#### Short exercise:
Reproduce word for word the part of the Stag beer passage that starts at "Consumer tastes among" and stops after "position, Chartrand said.".

#### Provided text:
________________________________________
Pabst has had a rough few years, reportedly laying off dozens of workers. Chartrand says the company laid him off in December during a round of job cuts.

Consumer tastes among young people have shifted, and the market has grown to include prepackaged cocktails, CBD drinks and seltzers. That puts domestic legacy brands such as Stag in a precarious position, Chartrand said.

While Stag has a huge fan base in St. Louis, it barely penetrates other parts of the country, he said.

“They’re having to make some tough decisions,” Chartrand said. “They’re taking away whole packages. And so these low-priority brands that we’re talking about are first on the chopping block.”

For every Stag that’s endured, he said, there are countless regional beers that have been forgotten.
________________________________________
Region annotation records
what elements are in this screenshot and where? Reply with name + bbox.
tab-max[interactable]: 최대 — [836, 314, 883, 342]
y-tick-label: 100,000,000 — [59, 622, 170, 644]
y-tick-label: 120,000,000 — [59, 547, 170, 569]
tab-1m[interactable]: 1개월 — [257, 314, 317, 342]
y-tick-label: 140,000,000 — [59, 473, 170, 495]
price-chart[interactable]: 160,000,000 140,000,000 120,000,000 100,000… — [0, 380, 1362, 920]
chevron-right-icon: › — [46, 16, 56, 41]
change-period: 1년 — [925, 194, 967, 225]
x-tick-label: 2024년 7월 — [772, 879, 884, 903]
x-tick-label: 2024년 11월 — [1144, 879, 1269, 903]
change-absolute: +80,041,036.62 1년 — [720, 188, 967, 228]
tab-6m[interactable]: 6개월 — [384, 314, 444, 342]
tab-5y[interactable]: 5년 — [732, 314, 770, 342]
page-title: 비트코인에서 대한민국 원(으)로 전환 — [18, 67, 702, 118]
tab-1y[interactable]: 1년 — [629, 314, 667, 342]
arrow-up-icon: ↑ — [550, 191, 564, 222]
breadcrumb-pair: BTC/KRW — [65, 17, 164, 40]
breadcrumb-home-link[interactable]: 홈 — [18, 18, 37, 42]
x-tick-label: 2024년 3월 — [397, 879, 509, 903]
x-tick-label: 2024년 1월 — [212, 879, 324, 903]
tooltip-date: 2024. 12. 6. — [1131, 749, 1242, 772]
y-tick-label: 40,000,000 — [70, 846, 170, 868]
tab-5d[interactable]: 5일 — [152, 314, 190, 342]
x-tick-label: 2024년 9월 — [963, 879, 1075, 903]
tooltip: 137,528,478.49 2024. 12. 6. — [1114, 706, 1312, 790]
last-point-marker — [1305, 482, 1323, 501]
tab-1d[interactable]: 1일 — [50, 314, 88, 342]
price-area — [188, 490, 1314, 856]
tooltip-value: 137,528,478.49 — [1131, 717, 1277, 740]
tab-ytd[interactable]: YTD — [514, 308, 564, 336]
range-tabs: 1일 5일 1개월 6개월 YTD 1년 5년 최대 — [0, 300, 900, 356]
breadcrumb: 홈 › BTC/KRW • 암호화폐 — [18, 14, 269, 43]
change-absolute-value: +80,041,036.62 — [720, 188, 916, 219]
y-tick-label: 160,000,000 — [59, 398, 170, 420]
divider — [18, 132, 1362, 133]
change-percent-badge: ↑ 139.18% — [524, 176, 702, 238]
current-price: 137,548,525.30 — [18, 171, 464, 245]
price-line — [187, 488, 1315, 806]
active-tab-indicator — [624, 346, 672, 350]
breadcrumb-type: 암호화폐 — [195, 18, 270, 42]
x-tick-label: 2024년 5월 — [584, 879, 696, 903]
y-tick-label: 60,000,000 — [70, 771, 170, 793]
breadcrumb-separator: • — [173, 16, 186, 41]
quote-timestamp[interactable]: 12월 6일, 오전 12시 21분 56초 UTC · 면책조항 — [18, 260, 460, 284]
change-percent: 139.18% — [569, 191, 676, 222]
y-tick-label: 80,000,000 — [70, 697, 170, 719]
________________________________________
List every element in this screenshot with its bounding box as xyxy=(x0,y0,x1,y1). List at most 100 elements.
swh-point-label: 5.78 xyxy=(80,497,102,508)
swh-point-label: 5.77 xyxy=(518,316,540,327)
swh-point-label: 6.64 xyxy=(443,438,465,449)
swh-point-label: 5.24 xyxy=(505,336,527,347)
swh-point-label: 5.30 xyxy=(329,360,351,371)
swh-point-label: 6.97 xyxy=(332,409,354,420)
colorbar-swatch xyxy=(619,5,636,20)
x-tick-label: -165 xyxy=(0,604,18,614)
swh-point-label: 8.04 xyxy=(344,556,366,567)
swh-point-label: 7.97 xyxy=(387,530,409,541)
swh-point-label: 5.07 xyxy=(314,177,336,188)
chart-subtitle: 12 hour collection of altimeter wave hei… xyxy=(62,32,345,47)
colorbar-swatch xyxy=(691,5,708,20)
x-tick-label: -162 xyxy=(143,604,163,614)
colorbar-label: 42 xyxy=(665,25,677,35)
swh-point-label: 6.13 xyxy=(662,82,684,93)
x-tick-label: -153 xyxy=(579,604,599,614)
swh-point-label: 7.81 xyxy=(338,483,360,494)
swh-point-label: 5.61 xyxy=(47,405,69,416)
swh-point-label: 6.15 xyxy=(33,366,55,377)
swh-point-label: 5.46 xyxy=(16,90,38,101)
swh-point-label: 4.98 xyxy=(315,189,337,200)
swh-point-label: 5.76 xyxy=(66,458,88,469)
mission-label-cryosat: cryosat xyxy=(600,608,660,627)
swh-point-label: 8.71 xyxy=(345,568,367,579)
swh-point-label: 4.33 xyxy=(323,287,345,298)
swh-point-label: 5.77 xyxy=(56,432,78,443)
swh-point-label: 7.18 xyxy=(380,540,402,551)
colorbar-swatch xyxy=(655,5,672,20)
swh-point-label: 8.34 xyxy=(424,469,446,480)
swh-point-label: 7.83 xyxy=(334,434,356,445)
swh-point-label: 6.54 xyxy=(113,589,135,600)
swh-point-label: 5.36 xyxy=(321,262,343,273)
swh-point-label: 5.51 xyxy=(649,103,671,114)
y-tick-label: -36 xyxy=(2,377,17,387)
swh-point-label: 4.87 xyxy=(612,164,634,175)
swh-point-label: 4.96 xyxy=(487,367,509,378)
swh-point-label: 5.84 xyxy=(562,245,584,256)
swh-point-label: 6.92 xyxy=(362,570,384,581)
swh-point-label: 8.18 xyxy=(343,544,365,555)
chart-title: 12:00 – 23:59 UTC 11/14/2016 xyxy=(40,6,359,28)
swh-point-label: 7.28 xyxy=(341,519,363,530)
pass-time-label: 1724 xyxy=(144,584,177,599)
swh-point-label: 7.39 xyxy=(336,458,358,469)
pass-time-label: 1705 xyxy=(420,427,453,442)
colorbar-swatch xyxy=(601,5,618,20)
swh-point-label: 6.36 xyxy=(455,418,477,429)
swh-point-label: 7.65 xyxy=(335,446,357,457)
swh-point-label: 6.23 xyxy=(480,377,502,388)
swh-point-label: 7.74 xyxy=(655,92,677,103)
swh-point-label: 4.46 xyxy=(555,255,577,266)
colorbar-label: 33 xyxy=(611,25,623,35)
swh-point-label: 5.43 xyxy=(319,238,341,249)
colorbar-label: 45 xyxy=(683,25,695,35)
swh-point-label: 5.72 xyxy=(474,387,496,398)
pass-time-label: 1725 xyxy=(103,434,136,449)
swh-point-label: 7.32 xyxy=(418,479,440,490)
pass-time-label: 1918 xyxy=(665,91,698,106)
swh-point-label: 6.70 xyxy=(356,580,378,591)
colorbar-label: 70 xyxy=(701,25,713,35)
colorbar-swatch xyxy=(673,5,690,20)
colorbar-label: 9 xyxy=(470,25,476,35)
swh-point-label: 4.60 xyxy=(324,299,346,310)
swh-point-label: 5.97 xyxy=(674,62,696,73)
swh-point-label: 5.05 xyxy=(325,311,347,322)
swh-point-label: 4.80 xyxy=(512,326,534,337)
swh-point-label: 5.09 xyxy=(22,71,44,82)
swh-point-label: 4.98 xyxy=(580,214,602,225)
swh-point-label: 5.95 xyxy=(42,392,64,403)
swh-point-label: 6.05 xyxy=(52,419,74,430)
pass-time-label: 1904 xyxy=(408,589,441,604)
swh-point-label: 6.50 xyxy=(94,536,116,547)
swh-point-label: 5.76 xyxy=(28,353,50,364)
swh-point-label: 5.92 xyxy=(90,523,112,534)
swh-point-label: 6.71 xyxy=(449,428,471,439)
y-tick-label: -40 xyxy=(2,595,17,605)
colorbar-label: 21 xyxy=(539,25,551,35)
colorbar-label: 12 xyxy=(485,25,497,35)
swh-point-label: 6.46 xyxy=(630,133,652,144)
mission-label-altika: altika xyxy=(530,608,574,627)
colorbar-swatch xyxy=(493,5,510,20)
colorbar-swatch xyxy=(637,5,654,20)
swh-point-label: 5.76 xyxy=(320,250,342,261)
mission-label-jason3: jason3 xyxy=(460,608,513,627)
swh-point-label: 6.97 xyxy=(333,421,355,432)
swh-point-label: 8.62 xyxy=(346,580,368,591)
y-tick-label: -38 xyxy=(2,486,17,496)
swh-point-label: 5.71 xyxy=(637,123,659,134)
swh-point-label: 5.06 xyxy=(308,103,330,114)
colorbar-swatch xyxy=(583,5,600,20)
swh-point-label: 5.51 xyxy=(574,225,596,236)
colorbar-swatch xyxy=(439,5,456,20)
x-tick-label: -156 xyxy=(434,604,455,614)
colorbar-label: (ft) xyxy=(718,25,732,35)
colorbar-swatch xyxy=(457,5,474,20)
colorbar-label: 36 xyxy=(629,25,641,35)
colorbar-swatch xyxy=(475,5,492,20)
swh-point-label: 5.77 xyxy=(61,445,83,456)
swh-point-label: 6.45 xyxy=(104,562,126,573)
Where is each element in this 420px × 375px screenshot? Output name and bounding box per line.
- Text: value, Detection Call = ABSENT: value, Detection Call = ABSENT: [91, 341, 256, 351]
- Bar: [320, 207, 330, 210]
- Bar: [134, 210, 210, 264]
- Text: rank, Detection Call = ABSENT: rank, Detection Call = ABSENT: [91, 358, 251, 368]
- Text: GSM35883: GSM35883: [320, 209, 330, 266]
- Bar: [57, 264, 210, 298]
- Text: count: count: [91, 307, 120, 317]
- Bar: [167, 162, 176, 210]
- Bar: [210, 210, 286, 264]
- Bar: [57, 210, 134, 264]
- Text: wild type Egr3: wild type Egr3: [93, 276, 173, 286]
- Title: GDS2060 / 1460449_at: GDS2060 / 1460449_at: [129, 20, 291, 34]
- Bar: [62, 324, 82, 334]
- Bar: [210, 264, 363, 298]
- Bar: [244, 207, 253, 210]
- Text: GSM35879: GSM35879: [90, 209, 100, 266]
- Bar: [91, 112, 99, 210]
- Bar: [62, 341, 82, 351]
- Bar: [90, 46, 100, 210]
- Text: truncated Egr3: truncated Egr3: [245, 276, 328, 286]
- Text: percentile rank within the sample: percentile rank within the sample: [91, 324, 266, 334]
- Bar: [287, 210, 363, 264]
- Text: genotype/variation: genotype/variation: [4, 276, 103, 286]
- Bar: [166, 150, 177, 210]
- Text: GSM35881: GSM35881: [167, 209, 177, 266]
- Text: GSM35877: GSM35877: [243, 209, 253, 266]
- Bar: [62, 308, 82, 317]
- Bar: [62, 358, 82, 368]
________________________________________
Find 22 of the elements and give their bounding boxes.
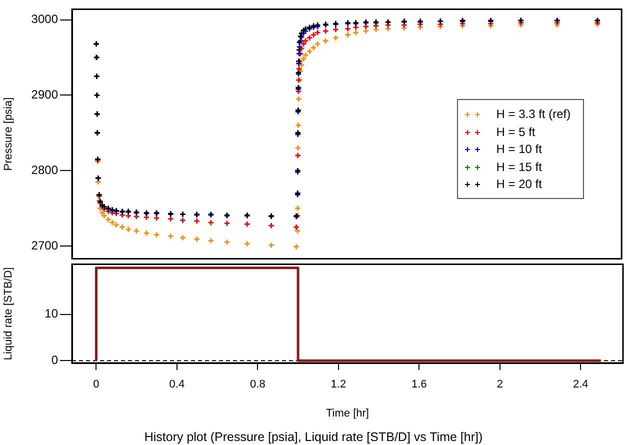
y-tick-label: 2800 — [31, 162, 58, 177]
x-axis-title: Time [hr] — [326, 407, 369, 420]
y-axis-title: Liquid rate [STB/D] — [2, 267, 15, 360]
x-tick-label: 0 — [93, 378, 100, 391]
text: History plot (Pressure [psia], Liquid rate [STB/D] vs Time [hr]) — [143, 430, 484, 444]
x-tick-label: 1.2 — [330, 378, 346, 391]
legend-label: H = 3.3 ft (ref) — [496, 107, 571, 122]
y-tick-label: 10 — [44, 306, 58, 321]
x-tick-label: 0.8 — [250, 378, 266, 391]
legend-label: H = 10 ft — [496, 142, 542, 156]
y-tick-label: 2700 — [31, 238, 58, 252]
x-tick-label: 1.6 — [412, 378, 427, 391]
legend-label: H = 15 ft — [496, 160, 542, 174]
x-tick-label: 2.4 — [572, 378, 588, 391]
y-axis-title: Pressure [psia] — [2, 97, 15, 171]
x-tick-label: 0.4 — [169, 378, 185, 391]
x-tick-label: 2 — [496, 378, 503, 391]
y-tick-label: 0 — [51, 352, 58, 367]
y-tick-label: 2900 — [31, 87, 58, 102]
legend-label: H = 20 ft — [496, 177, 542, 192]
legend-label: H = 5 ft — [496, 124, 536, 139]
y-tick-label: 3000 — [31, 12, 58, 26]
________________________________________
#### Correct output:
Consumer tastes among young people have shifted, and the market has grown to include prepackaged cocktails, CBD drinks and seltzers. That puts domestic legacy brands such as Stag in a precarious position, Chartrand said.